▸ TASK INSTRUCTIONS
Entries follow. Set all of them down as they stand.

▸ PROVIDED INFORMATION
— start —

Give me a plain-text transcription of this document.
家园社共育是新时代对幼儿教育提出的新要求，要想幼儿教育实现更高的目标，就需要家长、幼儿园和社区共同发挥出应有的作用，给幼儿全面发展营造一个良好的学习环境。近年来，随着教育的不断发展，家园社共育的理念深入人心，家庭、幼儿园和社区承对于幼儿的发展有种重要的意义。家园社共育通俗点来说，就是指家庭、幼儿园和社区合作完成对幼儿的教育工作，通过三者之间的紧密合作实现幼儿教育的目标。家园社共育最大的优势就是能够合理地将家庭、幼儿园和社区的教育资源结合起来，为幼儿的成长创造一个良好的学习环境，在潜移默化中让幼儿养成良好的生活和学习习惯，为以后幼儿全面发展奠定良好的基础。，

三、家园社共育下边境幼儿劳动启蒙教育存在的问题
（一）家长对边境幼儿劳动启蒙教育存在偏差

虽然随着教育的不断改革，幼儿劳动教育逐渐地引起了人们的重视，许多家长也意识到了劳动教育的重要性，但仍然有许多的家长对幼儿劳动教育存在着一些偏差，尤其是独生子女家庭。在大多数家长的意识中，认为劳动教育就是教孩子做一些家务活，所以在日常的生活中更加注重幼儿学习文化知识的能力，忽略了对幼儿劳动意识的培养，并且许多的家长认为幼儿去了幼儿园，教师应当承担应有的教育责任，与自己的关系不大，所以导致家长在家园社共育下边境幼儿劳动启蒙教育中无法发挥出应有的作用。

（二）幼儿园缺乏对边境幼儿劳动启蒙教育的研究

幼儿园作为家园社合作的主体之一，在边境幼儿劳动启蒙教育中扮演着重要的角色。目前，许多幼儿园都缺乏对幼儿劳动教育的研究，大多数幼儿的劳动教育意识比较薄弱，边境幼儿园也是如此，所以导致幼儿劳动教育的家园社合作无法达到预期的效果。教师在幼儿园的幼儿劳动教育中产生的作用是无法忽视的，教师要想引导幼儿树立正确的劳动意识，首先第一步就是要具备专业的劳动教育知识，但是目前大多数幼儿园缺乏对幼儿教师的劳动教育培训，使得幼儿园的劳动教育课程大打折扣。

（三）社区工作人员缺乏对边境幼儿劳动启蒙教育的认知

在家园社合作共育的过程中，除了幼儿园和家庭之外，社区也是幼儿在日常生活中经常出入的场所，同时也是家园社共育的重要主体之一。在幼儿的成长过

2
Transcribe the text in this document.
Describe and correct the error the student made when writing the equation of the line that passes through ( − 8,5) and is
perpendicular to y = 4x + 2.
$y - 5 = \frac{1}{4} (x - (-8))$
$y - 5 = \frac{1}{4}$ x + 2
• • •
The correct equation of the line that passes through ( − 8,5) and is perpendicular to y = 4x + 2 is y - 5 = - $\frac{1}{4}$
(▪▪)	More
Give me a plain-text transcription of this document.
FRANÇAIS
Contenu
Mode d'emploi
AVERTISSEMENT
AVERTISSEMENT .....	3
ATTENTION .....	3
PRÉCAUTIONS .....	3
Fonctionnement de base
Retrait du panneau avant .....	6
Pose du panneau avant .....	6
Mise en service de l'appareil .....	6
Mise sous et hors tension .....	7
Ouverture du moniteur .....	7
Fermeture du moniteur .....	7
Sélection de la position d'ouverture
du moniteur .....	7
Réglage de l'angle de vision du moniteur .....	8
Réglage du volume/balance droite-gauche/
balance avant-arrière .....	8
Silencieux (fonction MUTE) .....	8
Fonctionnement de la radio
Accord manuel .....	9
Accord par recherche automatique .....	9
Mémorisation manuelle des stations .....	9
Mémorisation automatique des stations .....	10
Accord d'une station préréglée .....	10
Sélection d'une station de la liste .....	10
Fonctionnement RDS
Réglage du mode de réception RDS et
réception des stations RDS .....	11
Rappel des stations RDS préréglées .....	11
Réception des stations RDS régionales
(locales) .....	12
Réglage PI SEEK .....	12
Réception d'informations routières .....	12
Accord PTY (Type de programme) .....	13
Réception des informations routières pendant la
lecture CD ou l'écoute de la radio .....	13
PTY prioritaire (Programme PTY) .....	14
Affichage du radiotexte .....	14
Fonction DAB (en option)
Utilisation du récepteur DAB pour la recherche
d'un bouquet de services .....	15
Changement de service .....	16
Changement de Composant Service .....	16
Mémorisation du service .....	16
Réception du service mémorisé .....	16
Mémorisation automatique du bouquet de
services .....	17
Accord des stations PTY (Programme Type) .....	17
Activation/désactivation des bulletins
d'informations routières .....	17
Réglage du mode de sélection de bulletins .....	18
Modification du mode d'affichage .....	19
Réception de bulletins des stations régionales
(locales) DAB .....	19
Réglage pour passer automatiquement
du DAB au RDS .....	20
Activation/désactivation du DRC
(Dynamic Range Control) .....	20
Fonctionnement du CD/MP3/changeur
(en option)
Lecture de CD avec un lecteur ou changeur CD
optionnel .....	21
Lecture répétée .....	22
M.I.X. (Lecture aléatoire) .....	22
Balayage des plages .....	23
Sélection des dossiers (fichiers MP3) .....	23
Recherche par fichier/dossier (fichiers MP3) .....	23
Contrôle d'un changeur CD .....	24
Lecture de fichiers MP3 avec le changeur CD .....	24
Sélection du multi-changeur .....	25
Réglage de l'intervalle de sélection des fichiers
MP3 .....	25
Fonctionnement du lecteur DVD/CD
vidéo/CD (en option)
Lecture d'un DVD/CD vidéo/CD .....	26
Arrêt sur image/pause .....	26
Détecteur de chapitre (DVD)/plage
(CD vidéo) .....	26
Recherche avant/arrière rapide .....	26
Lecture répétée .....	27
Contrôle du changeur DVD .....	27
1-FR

— end —

▸ OUTPUT FOR THIS EXERCISE
Give me a plain-text transcription of this document.
家园社共育是新时代对幼儿教育提出的新要求，要想幼儿教育实现更高的目标，就需要家长、幼儿园和社区共同发挥出应有的作用，给幼儿全面发展营造一个良好的学习环境。近年来，随着教育的不断发展，家园社共育的理念深入人心，家庭、幼儿园和社区承对于幼儿的发展有种重要的意义。家园社共育通俗点来说，就是指家庭、幼儿园和社区合作完成对幼儿的教育工作，通过三者之间的紧密合作实现幼儿教育的目标。家园社共育最大的优势就是能够合理地将家庭、幼儿园和社区的教育资源结合起来，为幼儿的成长创造一个良好的学习环境，在潜移默化中让幼儿养成良好的生活和学习习惯，为以后幼儿全面发展奠定良好的基础。，

三、家园社共育下边境幼儿劳动启蒙教育存在的问题
（一）家长对边境幼儿劳动启蒙教育存在偏差

虽然随着教育的不断改革，幼儿劳动教育逐渐地引起了人们的重视，许多家长也意识到了劳动教育的重要性，但仍然有许多的家长对幼儿劳动教育存在着一些偏差，尤其是独生子女家庭。在大多数家长的意识中，认为劳动教育就是教孩子做一些家务活，所以在日常的生活中更加注重幼儿学习文化知识的能力，忽略了对幼儿劳动意识的培养，并且许多的家长认为幼儿去了幼儿园，教师应当承担应有的教育责任，与自己的关系不大，所以导致家长在家园社共育下边境幼儿劳动启蒙教育中无法发挥出应有的作用。

（二）幼儿园缺乏对边境幼儿劳动启蒙教育的研究

幼儿园作为家园社合作的主体之一，在边境幼儿劳动启蒙教育中扮演着重要的角色。目前，许多幼儿园都缺乏对幼儿劳动教育的研究，大多数幼儿的劳动教育意识比较薄弱，边境幼儿园也是如此，所以导致幼儿劳动教育的家园社合作无法达到预期的效果。教师在幼儿园的幼儿劳动教育中产生的作用是无法忽视的，教师要想引导幼儿树立正确的劳动意识，首先第一步就是要具备专业的劳动教育知识，但是目前大多数幼儿园缺乏对幼儿教师的劳动教育培训，使得幼儿园的劳动教育课程大打折扣。

（三）社区工作人员缺乏对边境幼儿劳动启蒙教育的认知

在家园社合作共育的过程中，除了幼儿园和家庭之外，社区也是幼儿在日常生活中经常出入的场所，同时也是家园社共育的重要主体之一。在幼儿的成长过

2
Transcribe the text in this document.
Describe and correct the error the student made when writing the equation of the line that passes through ( − 8,5) and is
perpendicular to y = 4x + 2.
$y - 5 = \frac{1}{4} (x - (-8))$
$y - 5 = \frac{1}{4}$ x + 2
• • •
The correct equation of the line that passes through ( − 8,5) and is perpendicular to y = 4x + 2 is y - 5 = - $\frac{1}{4}$
(▪▪)	More
Give me a plain-text transcription of this document.
FRANÇAIS
Contenu
Mode d'emploi
AVERTISSEMENT
AVERTISSEMENT .....	3
ATTENTION .....	3
PRÉCAUTIONS .....	3
Fonctionnement de base
Retrait du panneau avant .....	6
Pose du panneau avant .....	6
Mise en service de l'appareil .....	6
Mise sous et hors tension .....	7
Ouverture du moniteur .....	7
Fermeture du moniteur .....	7
Sélection de la position d'ouverture
du moniteur .....	7
Réglage de l'angle de vision du moniteur .....	8
Réglage du volume/balance droite-gauche/
balance avant-arrière .....	8
Silencieux (fonction MUTE) .....	8
Fonctionnement de la radio
Accord manuel .....	9
Accord par recherche automatique .....	9
Mémorisation manuelle des stations .....	9
Mémorisation automatique des stations .....	10
Accord d'une station préréglée .....	10
Sélection d'une station de la liste .....	10
Fonctionnement RDS
Réglage du mode de réception RDS et
réception des stations RDS .....	11
Rappel des stations RDS préréglées .....	11
Réception des stations RDS régionales
(locales) .....	12
Réglage PI SEEK .....	12
Réception d'informations routières .....	12
Accord PTY (Type de programme) .....	13
Réception des informations routières pendant la
lecture CD ou l'écoute de la radio .....	13
PTY prioritaire (Programme PTY) .....	14
Affichage du radiotexte .....	14
Fonction DAB (en option)
Utilisation du récepteur DAB pour la recherche
d'un bouquet de services .....	15
Changement de service .....	16
Changement de Composant Service .....	16
Mémorisation du service .....	16
Réception du service mémorisé .....	16
Mémorisation automatique du bouquet de
services .....	17
Accord des stations PTY (Programme Type) .....	17
Activation/désactivation des bulletins
d'informations routières .....	17
Réglage du mode de sélection de bulletins .....	18
Modification du mode d'affichage .....	19
Réception de bulletins des stations régionales
(locales) DAB .....	19
Réglage pour passer automatiquement
du DAB au RDS .....	20
Activation/désactivation du DRC
(Dynamic Range Control) .....	20
Fonctionnement du CD/MP3/changeur
(en option)
Lecture de CD avec un lecteur ou changeur CD
optionnel .....	21
Lecture répétée .....	22
M.I.X. (Lecture aléatoire) .....	22
Balayage des plages .....	23
Sélection des dossiers (fichiers MP3) .....	23
Recherche par fichier/dossier (fichiers MP3) .....	23
Contrôle d'un changeur CD .....	24
Lecture de fichiers MP3 avec le changeur CD .....	24
Sélection du multi-changeur .....	25
Réglage de l'intervalle de sélection des fichiers
MP3 .....	25
Fonctionnement du lecteur DVD/CD
vidéo/CD (en option)
Lecture d'un DVD/CD vidéo/CD .....	26
Arrêt sur image/pause .....	26
Détecteur de chapitre (DVD)/plage
(CD vidéo) .....	26
Recherche avant/arrière rapide .....	26
Lecture répétée .....	27
Contrôle du changeur DVD .....	27
1-FR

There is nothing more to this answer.